WHAT THE TASK REQUIRES> The answer is one number: how many lines in the data below hold "eguiteco".

DATA IN THIS EXERCISE>
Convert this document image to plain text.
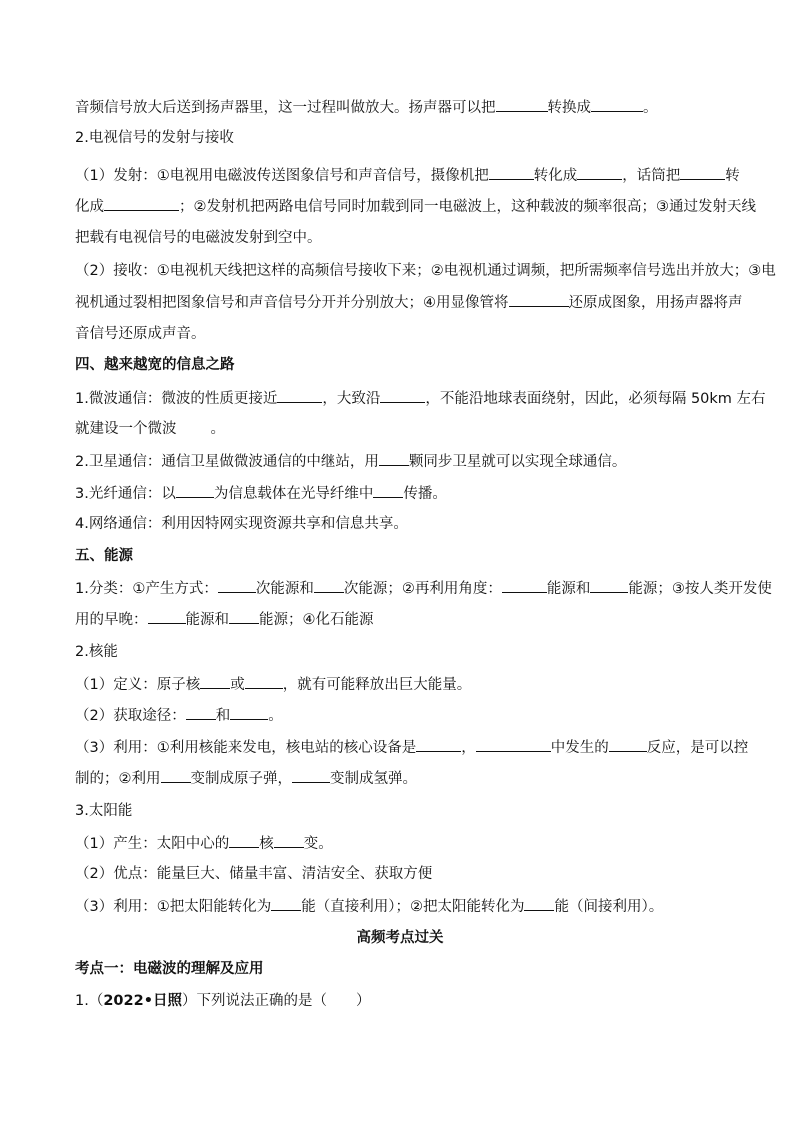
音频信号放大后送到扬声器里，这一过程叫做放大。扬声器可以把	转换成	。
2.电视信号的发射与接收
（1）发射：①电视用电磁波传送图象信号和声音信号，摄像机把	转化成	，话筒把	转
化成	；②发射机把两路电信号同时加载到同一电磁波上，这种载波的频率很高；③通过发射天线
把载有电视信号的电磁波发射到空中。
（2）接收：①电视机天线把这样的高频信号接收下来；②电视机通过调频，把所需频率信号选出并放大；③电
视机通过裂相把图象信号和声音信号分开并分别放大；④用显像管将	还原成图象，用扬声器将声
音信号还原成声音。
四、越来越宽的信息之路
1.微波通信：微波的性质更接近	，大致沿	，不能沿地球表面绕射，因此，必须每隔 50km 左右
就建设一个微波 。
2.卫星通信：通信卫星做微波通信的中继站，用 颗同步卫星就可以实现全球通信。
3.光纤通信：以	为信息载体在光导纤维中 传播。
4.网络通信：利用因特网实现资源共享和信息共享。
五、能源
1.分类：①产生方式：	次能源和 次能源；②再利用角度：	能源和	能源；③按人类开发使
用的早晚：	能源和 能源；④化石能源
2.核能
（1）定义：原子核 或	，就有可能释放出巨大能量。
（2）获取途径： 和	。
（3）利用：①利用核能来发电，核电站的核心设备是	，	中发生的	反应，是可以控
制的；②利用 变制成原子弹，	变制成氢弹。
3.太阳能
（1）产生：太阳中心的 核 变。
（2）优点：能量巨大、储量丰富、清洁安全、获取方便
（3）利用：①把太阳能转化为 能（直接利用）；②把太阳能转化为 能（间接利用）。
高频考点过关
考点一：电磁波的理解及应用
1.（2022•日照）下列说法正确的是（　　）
* * *
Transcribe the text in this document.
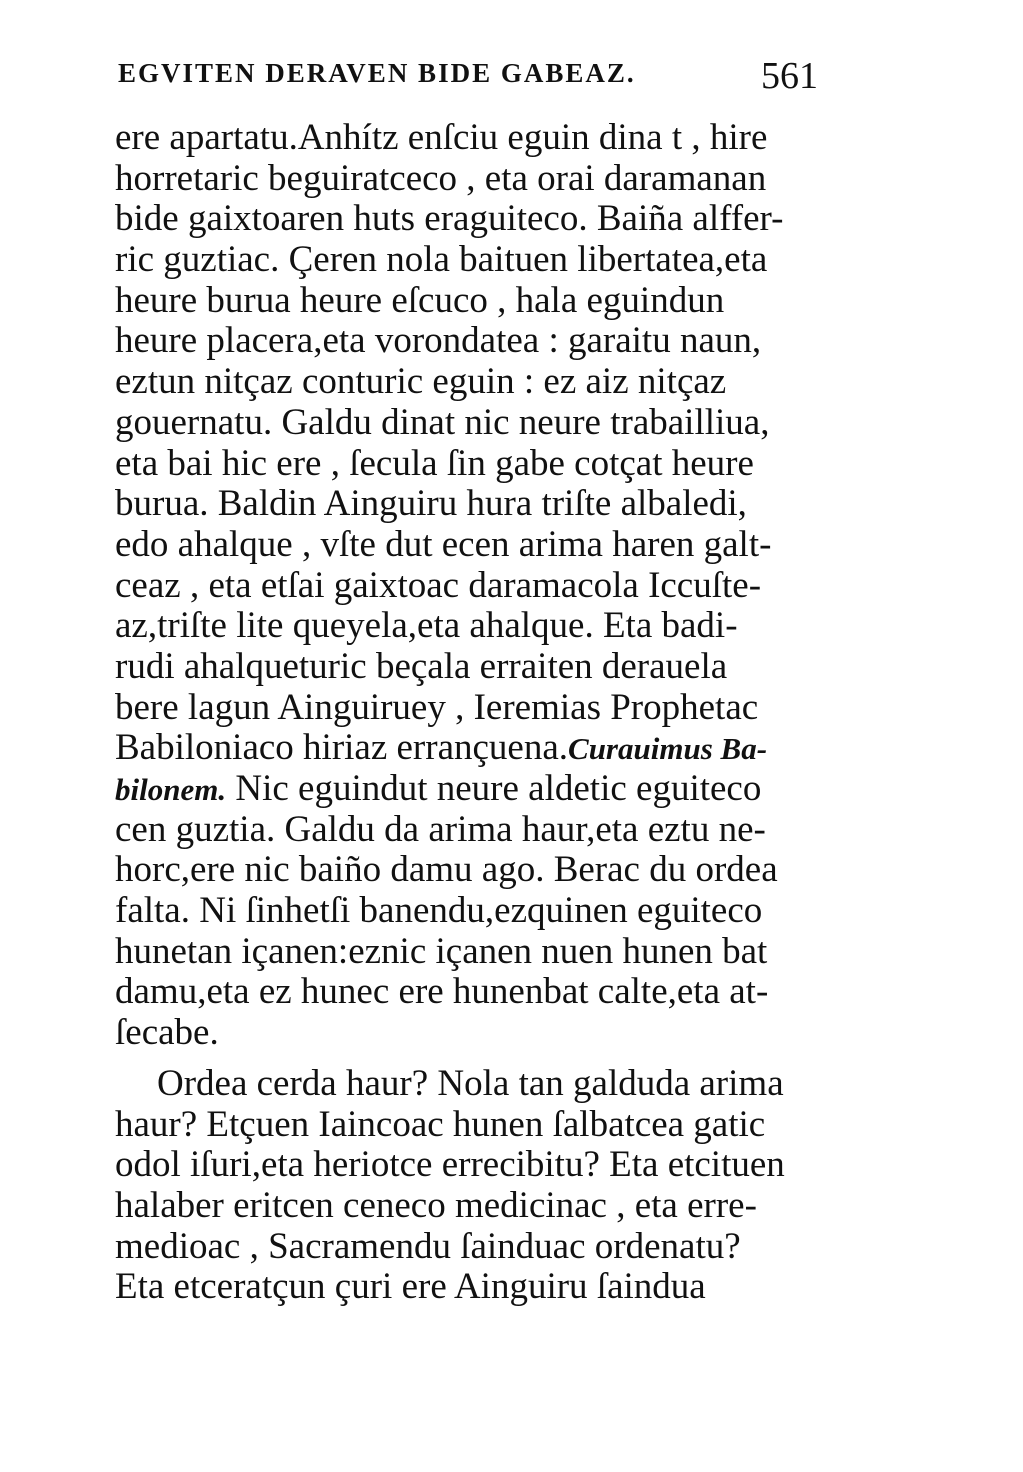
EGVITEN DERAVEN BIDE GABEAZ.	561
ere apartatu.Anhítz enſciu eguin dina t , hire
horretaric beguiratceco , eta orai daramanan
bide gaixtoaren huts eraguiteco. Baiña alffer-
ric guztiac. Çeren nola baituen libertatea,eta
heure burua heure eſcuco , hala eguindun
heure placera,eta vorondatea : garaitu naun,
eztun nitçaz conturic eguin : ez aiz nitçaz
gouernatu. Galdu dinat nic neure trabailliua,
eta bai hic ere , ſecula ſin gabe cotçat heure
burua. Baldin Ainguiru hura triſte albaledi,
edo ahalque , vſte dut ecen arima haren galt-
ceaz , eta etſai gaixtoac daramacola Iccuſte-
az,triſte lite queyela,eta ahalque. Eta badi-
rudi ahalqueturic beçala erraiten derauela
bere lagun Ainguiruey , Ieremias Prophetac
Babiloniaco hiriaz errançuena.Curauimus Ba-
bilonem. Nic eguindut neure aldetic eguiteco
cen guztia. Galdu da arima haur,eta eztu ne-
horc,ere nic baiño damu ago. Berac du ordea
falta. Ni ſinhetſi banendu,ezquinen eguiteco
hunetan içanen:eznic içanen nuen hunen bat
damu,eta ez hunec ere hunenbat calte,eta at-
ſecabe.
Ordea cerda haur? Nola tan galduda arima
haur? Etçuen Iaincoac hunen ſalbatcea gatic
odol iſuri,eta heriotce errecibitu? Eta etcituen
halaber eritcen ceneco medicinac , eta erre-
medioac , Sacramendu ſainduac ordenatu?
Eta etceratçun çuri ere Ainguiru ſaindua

RESULT FOR THIS TASK> 2